● Written exercise: In the material below, find every line with "JSON" and pull it out.

● Task input:

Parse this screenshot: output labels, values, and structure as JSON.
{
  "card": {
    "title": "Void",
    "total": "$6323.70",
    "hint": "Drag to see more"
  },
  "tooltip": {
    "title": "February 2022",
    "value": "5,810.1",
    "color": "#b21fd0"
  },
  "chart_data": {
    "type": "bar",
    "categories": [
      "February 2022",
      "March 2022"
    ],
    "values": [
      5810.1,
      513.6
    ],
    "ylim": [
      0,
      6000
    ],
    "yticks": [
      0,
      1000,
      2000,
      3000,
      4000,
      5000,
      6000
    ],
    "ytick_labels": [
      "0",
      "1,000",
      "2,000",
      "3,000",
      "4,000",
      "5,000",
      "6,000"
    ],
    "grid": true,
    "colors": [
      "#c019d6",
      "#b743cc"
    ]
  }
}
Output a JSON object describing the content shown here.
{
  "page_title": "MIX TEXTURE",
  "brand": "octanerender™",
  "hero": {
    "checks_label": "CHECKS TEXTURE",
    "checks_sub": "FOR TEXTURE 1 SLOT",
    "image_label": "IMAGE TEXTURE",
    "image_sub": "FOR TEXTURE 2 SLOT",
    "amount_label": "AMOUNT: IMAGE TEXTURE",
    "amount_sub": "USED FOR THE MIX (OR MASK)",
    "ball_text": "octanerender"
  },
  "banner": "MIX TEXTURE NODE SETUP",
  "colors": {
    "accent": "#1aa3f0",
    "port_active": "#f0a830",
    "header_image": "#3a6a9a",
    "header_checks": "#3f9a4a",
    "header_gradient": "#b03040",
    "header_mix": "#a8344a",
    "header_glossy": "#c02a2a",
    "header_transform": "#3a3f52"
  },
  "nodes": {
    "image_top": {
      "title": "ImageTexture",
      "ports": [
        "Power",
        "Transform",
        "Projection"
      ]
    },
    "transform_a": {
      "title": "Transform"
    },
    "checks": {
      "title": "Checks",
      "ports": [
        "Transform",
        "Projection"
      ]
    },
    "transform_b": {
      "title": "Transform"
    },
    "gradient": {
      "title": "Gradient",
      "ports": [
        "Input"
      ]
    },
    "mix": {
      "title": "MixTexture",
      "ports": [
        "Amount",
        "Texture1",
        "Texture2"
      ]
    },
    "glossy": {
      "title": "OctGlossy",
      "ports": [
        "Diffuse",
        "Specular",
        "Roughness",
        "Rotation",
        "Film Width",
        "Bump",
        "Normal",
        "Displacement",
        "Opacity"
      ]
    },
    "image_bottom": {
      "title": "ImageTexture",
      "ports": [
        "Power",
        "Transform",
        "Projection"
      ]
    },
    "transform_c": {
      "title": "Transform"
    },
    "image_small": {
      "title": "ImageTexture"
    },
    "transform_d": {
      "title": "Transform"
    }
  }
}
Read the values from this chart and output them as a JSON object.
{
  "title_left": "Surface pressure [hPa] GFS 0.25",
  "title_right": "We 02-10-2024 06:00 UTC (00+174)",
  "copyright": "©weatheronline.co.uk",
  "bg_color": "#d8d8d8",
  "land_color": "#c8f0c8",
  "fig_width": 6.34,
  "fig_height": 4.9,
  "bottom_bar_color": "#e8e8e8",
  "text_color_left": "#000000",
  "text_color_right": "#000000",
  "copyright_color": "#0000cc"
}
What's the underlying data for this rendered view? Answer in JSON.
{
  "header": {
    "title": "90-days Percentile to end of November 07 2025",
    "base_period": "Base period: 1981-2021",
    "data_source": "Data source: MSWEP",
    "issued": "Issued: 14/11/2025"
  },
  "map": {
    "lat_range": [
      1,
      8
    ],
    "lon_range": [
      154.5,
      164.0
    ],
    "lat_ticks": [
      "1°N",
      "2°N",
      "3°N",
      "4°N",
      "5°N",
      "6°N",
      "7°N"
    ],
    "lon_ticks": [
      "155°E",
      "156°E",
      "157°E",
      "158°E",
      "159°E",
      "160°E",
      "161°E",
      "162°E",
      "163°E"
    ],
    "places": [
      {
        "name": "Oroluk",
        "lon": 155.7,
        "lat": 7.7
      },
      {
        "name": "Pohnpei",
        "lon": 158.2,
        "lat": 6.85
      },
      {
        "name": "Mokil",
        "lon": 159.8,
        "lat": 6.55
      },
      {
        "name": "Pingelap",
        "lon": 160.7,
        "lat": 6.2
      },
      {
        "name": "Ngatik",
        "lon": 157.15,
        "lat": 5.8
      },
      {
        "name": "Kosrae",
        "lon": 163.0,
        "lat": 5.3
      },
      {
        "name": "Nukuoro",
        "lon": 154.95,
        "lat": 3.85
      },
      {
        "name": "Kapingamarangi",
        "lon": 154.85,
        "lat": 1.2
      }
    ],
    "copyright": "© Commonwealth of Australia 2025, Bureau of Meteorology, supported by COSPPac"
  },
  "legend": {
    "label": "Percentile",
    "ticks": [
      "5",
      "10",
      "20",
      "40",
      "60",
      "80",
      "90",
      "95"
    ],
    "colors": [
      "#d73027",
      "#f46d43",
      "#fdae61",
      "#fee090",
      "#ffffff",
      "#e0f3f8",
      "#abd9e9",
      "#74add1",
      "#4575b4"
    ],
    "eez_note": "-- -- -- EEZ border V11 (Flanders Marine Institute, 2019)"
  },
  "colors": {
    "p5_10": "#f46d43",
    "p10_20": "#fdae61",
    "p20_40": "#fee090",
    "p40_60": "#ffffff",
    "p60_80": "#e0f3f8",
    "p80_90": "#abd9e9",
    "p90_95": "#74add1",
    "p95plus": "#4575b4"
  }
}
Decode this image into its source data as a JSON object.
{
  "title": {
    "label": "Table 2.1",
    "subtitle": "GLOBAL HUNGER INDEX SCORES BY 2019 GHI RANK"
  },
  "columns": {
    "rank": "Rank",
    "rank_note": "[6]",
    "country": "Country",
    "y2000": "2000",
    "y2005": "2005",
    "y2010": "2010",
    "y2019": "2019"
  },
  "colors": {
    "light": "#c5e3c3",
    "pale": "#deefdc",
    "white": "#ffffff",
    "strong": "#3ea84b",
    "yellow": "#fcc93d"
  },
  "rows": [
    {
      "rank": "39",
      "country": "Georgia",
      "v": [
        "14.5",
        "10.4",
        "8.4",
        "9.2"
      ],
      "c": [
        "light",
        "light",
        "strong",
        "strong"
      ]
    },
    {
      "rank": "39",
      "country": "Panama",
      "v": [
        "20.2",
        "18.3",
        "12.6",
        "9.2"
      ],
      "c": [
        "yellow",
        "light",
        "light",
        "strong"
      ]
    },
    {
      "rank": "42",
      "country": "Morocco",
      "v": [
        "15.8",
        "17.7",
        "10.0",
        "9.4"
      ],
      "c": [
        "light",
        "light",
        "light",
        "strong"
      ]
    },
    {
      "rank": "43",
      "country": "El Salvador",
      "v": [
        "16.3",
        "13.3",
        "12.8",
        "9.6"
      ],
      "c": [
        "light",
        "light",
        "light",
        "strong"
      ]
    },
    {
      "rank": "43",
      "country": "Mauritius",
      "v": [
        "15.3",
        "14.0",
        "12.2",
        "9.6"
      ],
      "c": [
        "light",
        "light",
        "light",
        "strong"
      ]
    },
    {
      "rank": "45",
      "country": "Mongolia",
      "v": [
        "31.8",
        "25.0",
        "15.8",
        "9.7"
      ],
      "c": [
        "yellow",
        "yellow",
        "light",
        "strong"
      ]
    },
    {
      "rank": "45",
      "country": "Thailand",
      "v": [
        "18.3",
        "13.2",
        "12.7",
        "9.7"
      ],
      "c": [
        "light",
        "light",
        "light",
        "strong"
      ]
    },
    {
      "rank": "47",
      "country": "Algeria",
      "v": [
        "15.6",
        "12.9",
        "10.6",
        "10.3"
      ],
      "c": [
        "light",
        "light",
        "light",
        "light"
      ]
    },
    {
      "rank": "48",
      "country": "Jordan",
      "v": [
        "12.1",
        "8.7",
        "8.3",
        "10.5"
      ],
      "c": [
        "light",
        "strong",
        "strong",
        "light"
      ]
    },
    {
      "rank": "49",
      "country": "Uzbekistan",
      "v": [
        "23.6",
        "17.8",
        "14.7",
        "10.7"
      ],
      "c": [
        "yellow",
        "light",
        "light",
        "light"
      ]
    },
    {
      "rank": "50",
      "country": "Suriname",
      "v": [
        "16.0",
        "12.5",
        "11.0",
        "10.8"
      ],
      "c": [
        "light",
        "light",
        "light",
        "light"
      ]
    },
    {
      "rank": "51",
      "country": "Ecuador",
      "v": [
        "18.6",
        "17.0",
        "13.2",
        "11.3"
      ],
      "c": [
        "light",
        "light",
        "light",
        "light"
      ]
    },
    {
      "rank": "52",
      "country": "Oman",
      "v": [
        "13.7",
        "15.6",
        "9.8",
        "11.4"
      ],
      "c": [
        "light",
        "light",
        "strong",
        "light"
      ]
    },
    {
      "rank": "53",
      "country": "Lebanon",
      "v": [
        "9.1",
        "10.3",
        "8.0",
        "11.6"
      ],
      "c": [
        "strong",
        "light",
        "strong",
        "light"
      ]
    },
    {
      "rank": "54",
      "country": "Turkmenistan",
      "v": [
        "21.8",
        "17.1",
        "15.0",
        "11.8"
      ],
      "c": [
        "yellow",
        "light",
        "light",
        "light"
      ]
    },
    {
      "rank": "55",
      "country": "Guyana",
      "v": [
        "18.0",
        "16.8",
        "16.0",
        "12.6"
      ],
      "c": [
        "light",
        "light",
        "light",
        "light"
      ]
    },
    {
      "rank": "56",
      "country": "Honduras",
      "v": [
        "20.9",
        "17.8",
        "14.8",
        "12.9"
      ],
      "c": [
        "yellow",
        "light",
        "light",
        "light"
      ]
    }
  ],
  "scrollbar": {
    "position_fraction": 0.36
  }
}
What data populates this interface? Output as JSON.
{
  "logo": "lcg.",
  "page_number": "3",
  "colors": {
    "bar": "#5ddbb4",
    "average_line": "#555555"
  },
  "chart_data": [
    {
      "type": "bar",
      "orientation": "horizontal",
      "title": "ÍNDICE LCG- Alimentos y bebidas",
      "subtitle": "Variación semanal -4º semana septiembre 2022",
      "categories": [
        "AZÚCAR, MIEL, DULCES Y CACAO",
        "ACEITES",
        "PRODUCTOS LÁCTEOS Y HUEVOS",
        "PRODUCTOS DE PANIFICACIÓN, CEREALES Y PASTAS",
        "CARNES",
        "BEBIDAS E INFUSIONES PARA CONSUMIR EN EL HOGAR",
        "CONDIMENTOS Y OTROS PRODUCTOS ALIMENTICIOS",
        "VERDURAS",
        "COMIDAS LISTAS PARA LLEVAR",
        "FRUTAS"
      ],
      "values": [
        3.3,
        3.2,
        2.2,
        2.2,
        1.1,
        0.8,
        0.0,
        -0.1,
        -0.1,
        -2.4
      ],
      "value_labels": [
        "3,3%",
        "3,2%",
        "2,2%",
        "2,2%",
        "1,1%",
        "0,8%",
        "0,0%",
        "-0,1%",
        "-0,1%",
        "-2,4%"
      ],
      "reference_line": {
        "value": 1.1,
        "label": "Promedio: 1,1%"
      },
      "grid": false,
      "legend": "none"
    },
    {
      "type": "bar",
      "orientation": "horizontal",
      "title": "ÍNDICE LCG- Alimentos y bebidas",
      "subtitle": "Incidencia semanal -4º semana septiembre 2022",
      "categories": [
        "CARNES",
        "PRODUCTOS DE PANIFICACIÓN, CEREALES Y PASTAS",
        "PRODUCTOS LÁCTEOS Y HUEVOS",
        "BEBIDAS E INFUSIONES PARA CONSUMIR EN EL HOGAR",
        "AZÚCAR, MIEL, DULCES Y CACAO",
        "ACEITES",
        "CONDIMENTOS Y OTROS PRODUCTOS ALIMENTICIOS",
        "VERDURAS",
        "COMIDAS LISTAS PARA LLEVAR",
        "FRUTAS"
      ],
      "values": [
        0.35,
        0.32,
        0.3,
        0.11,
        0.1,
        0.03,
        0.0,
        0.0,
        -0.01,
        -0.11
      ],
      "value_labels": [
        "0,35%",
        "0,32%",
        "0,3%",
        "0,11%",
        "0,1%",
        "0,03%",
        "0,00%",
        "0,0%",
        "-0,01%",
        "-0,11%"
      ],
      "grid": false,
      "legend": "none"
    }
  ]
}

● Answer to this problem:
Parse this screenshot: output labels, values, and structure as JSON.
Output a JSON object describing the content shown here.
Read the values from this chart and output them as a JSON object.
What's the underlying data for this rendered view? Answer in JSON.
Decode this image into its source data as a JSON object.
What data populates this interface? Output as JSON.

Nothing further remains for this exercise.